__GIVEN ENTRIES__.
[START]

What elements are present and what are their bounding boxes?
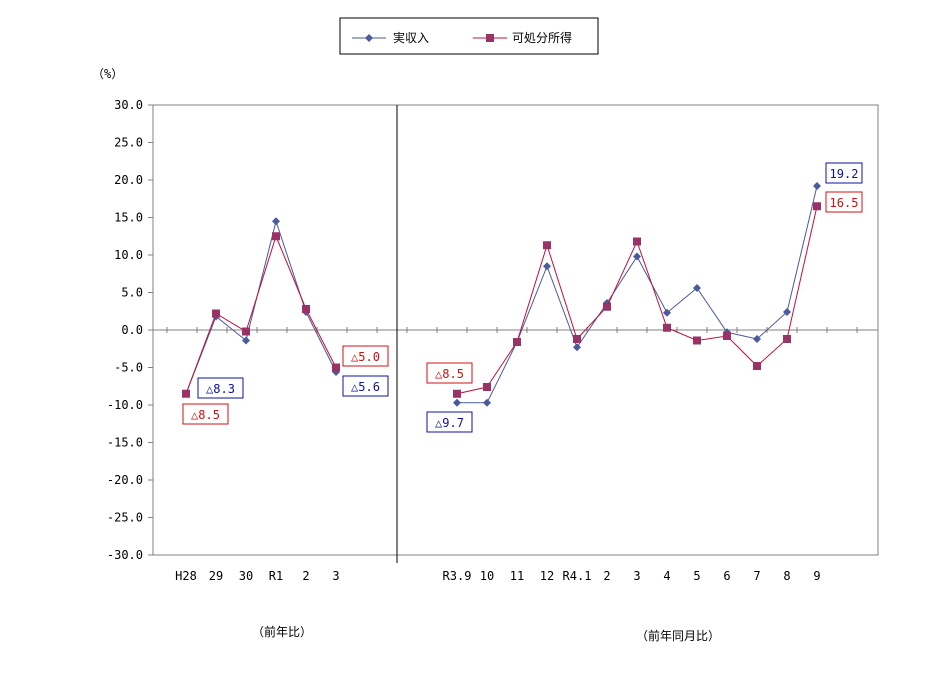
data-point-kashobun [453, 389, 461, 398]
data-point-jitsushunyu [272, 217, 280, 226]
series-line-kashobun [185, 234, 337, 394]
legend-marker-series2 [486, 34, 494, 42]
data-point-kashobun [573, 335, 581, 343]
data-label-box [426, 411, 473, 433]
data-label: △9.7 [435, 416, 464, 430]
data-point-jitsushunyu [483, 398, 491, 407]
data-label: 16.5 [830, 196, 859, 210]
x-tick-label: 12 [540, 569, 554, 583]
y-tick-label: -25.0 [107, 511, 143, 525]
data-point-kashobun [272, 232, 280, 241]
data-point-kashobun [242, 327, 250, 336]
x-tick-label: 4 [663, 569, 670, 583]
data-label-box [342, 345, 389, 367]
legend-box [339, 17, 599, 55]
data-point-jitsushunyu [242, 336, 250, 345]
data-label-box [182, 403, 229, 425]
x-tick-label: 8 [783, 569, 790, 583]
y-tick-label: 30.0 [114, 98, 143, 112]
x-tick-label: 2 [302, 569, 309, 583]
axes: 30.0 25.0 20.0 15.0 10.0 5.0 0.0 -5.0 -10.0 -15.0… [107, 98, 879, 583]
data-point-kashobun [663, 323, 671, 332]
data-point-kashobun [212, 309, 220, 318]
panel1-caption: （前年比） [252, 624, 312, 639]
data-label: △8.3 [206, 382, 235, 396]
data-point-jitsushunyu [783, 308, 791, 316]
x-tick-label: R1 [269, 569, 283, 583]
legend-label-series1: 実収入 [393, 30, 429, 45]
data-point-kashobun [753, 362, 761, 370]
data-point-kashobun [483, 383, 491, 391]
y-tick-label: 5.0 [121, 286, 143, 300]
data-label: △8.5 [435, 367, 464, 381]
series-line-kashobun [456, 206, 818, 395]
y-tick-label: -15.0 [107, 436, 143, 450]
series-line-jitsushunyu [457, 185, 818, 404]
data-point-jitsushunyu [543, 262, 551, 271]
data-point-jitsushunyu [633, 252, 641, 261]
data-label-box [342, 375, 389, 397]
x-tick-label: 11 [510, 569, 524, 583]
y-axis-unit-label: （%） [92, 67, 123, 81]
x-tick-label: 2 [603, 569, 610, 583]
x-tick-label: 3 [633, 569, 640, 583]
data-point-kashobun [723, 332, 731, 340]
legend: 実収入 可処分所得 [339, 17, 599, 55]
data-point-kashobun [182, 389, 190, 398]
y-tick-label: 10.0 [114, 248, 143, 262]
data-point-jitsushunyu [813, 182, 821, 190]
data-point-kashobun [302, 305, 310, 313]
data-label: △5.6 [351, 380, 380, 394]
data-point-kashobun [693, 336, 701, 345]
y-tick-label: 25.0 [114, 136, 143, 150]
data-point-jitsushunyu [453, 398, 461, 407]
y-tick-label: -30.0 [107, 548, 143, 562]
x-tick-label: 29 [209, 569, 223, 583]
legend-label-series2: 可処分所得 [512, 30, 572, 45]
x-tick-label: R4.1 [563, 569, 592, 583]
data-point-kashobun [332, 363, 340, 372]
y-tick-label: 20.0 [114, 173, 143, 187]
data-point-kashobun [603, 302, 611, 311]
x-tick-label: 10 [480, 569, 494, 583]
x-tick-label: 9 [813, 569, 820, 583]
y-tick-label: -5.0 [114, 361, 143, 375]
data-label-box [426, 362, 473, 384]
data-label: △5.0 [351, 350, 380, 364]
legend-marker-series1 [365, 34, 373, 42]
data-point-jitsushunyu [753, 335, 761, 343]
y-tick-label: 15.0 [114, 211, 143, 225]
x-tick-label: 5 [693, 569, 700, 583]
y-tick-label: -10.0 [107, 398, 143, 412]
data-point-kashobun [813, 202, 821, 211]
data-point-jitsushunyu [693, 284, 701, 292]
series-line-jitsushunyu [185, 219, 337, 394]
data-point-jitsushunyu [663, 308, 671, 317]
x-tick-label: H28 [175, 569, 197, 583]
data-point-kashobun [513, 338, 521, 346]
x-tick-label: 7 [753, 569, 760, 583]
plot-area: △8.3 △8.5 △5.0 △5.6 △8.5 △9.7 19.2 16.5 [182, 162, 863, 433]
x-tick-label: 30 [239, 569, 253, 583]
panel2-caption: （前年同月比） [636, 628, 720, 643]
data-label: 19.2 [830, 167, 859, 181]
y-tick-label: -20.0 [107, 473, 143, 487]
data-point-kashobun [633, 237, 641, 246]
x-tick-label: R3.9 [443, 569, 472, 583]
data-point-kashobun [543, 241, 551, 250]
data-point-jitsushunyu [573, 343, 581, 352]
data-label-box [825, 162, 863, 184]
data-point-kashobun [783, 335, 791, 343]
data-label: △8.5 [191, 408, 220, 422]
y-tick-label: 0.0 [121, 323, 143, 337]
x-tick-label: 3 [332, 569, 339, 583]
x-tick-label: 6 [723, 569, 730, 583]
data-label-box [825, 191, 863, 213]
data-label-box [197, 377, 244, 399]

[END]
[START]

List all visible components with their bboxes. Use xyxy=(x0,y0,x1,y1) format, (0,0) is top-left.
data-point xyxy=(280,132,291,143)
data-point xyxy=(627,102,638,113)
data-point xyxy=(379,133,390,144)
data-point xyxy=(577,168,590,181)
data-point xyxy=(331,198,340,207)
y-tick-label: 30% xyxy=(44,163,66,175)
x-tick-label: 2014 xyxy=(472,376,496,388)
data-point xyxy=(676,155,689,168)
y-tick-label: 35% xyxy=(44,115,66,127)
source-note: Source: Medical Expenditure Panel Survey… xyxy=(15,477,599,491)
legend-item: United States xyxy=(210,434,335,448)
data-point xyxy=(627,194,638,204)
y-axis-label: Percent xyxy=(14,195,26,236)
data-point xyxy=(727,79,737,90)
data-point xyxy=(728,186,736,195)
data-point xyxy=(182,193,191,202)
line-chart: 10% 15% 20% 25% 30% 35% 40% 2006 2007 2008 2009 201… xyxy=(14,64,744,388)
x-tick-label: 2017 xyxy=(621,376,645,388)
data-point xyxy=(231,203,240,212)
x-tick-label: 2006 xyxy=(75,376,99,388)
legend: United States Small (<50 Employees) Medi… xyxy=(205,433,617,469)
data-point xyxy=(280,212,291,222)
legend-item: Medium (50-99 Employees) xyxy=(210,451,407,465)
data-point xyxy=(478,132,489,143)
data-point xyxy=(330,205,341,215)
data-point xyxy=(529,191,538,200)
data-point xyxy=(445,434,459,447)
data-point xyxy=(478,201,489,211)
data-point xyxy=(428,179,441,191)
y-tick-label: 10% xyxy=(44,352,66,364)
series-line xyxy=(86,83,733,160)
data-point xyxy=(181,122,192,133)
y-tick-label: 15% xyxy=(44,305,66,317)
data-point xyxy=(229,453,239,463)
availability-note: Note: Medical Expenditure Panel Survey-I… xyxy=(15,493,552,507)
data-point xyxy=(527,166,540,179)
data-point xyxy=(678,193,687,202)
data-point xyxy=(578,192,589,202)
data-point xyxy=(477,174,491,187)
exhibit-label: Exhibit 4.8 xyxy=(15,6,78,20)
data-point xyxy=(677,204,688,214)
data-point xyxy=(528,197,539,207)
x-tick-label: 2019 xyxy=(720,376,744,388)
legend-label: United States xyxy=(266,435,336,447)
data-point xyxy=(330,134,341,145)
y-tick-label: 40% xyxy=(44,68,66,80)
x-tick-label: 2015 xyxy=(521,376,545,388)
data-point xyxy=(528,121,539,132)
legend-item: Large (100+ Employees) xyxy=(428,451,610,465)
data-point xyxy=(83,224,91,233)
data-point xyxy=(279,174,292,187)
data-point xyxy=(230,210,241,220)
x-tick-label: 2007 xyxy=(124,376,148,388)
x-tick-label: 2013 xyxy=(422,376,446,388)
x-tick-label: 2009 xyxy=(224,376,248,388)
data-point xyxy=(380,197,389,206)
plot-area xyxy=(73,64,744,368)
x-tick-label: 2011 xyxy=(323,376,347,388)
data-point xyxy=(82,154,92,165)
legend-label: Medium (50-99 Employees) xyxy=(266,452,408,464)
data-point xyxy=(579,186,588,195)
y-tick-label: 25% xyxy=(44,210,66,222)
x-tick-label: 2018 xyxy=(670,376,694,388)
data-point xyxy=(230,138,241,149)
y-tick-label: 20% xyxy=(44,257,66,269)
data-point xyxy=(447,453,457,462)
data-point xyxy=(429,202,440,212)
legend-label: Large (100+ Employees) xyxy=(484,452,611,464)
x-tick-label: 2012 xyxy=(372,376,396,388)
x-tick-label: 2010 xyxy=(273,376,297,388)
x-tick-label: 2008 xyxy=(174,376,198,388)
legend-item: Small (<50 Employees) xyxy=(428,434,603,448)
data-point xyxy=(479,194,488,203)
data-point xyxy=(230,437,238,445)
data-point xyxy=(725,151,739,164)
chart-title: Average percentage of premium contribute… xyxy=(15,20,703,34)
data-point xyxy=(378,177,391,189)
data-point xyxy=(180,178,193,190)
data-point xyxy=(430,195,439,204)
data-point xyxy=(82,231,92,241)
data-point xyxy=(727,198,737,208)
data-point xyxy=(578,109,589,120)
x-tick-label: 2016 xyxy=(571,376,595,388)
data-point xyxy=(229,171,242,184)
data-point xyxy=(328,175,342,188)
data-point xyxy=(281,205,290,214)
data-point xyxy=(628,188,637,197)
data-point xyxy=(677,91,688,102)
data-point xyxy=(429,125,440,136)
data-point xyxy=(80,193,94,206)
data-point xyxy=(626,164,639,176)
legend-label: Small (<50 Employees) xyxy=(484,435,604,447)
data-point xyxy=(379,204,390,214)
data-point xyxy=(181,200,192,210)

[END]
[START]

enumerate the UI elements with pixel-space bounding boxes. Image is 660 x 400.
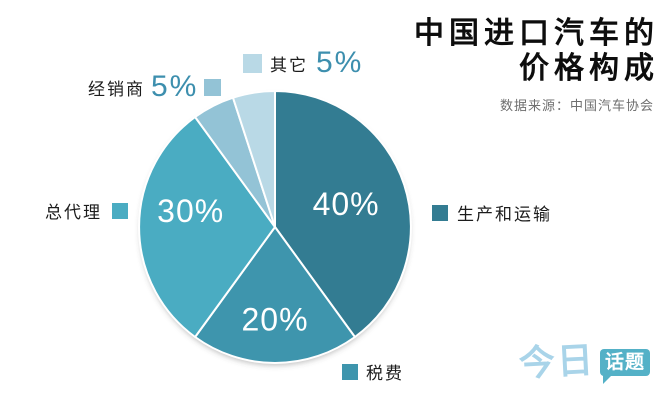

[END]

__TASK INSTRUCTIONS__. How many lines in the records above contain the string "chart"? Reply with the number alone.

__WORKED ANSWER__. 2